EXERCISE GOAL => Count every line that includes the string "exclusions" in the entries that follow. Nothing besides the number is needed.

SOURCE RECORDS =>
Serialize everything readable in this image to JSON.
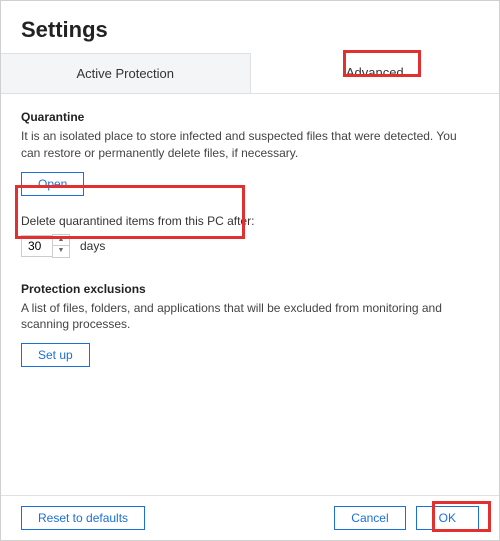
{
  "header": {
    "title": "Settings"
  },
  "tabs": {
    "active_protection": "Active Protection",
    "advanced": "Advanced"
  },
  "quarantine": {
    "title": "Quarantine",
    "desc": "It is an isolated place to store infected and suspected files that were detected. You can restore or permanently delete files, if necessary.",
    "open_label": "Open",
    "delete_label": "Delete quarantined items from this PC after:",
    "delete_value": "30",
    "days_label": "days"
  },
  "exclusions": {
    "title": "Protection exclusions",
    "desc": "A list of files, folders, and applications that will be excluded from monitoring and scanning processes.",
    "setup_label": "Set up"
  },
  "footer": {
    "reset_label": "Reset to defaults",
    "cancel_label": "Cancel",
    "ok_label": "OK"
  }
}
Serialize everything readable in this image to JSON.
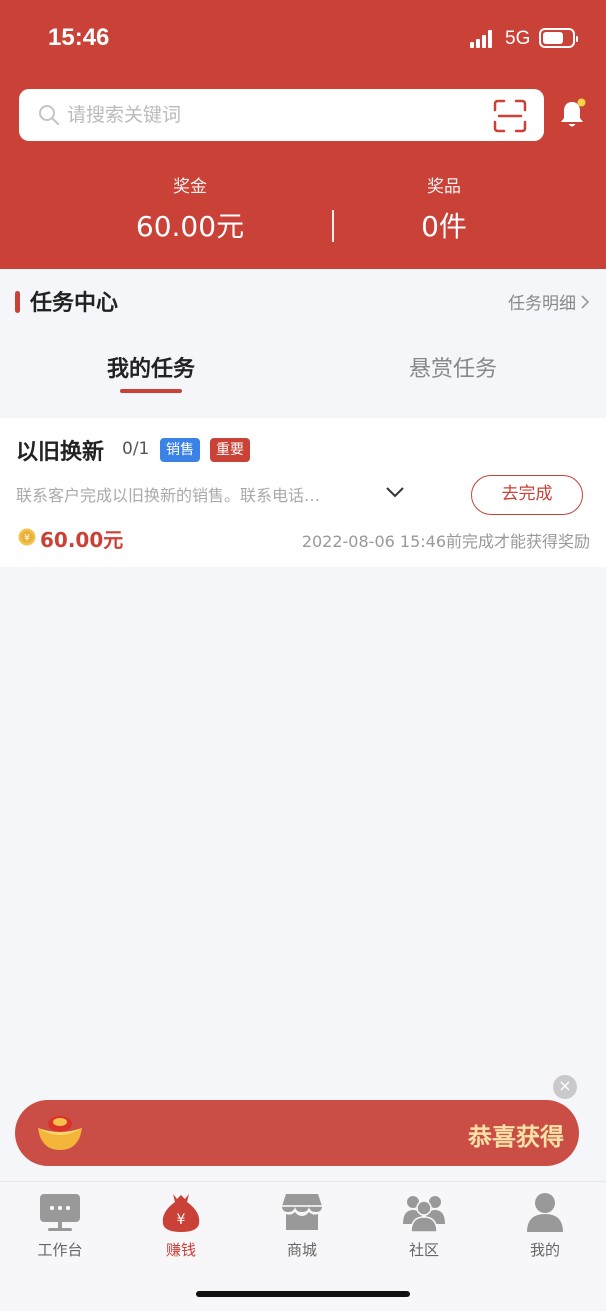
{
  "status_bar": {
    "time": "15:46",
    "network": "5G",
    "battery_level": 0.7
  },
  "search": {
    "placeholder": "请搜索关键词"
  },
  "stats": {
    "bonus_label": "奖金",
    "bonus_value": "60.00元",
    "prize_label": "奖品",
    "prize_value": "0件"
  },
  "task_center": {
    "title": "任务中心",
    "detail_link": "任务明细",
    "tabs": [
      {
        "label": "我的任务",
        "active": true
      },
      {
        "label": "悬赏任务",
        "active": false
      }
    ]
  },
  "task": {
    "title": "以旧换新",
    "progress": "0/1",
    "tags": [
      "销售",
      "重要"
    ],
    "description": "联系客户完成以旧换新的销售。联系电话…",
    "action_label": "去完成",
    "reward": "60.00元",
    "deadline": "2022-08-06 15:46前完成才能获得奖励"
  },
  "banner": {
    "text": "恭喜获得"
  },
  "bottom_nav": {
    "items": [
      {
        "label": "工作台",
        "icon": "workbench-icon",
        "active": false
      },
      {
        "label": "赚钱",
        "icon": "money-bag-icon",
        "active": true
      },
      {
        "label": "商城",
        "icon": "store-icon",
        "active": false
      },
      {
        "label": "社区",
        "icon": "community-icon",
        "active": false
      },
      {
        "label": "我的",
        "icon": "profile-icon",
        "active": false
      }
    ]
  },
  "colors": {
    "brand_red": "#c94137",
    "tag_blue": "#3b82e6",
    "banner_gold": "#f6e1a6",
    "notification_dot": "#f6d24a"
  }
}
==
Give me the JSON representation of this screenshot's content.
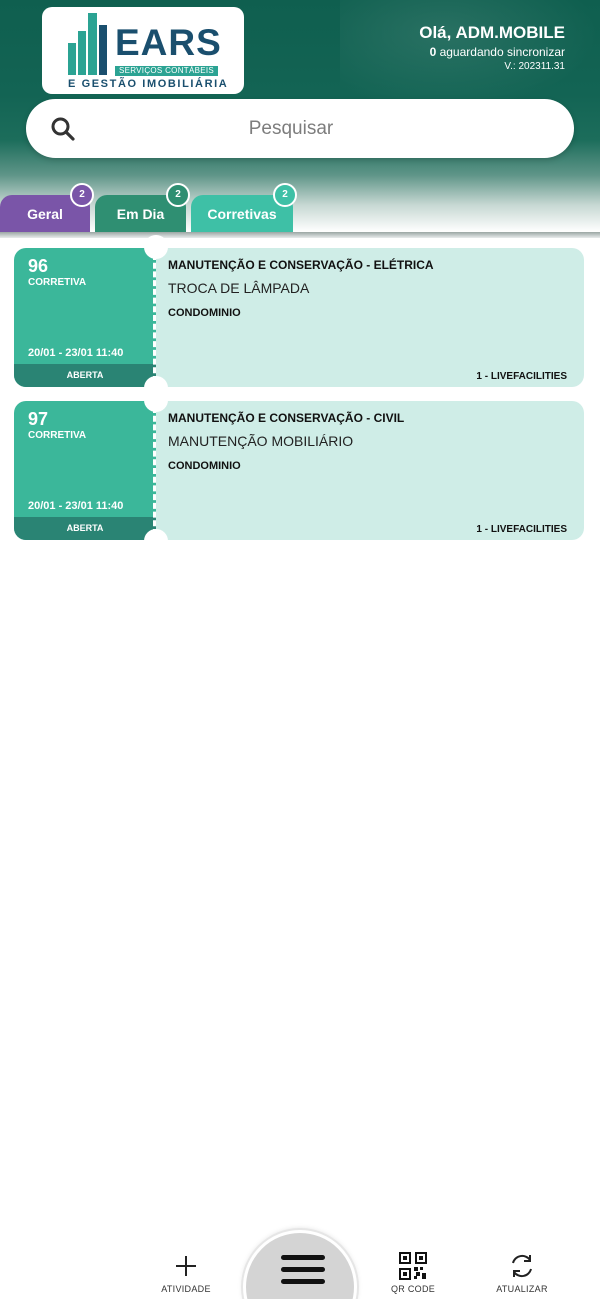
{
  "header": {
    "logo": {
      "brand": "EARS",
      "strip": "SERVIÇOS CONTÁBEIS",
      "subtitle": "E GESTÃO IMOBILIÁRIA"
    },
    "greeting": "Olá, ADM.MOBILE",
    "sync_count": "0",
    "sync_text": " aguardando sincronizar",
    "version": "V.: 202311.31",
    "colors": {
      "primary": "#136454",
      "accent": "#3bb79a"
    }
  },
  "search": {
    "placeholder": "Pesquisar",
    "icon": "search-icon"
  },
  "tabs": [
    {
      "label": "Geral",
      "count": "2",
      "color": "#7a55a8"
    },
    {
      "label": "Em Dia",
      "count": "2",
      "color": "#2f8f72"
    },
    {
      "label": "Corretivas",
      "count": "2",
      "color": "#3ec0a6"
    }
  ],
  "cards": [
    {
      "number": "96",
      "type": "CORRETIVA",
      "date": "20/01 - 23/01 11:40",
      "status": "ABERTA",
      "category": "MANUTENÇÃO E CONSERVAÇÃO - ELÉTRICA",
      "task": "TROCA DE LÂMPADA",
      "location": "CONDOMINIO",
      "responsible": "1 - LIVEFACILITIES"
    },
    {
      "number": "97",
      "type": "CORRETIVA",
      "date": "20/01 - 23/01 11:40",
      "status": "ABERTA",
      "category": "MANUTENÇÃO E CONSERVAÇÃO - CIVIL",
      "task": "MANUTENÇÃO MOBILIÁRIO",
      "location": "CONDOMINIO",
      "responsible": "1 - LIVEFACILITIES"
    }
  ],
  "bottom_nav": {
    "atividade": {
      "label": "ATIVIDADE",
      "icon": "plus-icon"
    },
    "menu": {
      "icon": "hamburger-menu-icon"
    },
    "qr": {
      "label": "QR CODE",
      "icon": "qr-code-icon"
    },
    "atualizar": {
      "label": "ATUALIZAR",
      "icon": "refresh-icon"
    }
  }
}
* * *
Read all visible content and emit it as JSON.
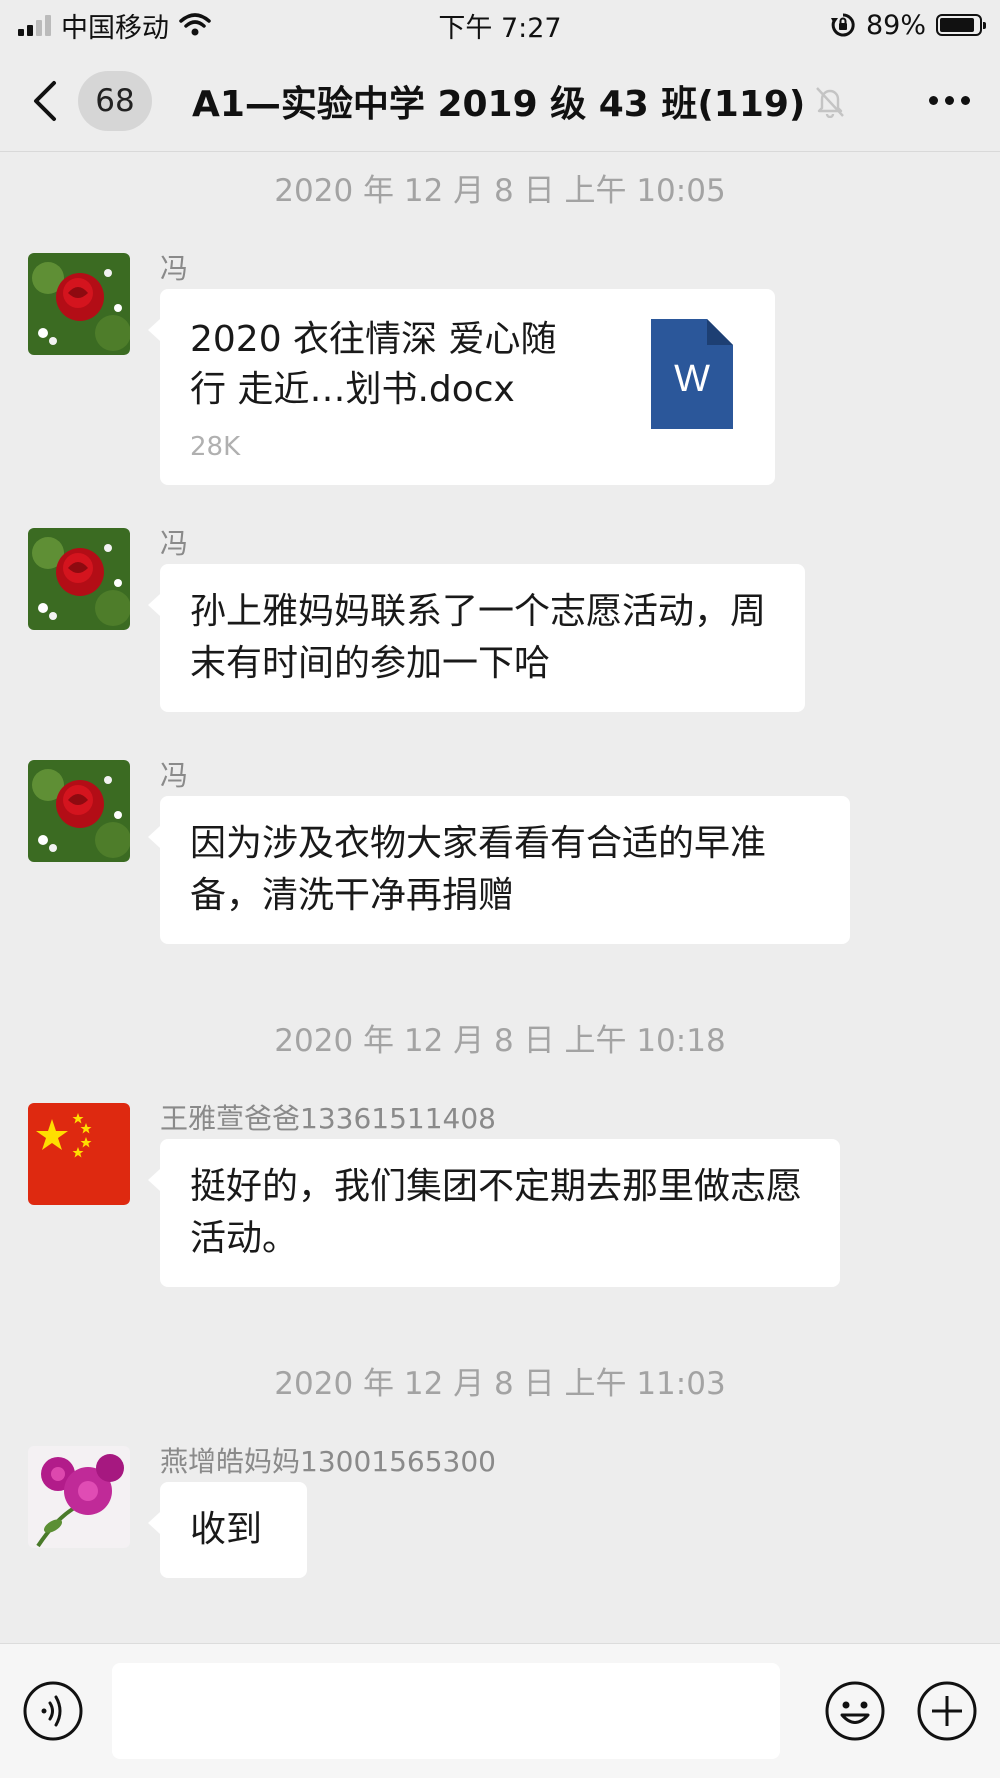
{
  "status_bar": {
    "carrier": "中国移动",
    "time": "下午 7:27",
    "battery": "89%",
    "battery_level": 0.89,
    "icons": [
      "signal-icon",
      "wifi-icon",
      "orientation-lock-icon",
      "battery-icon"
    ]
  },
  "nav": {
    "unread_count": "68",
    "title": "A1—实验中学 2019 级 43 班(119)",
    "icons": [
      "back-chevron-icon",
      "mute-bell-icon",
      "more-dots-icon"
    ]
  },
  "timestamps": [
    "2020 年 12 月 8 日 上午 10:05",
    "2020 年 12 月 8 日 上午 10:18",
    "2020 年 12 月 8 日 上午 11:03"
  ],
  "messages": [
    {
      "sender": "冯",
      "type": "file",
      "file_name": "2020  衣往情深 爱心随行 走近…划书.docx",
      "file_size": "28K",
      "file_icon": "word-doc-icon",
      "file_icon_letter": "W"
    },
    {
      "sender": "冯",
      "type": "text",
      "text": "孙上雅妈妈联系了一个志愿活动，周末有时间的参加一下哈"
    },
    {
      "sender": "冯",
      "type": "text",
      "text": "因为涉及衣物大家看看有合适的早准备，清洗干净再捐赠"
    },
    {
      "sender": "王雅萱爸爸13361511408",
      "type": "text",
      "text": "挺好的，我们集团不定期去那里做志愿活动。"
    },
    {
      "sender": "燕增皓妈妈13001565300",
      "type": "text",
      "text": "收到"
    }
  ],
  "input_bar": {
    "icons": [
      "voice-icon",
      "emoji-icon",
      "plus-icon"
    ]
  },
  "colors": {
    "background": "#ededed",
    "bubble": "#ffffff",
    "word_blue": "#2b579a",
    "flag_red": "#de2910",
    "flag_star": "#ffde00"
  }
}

TASK ANSWER => 2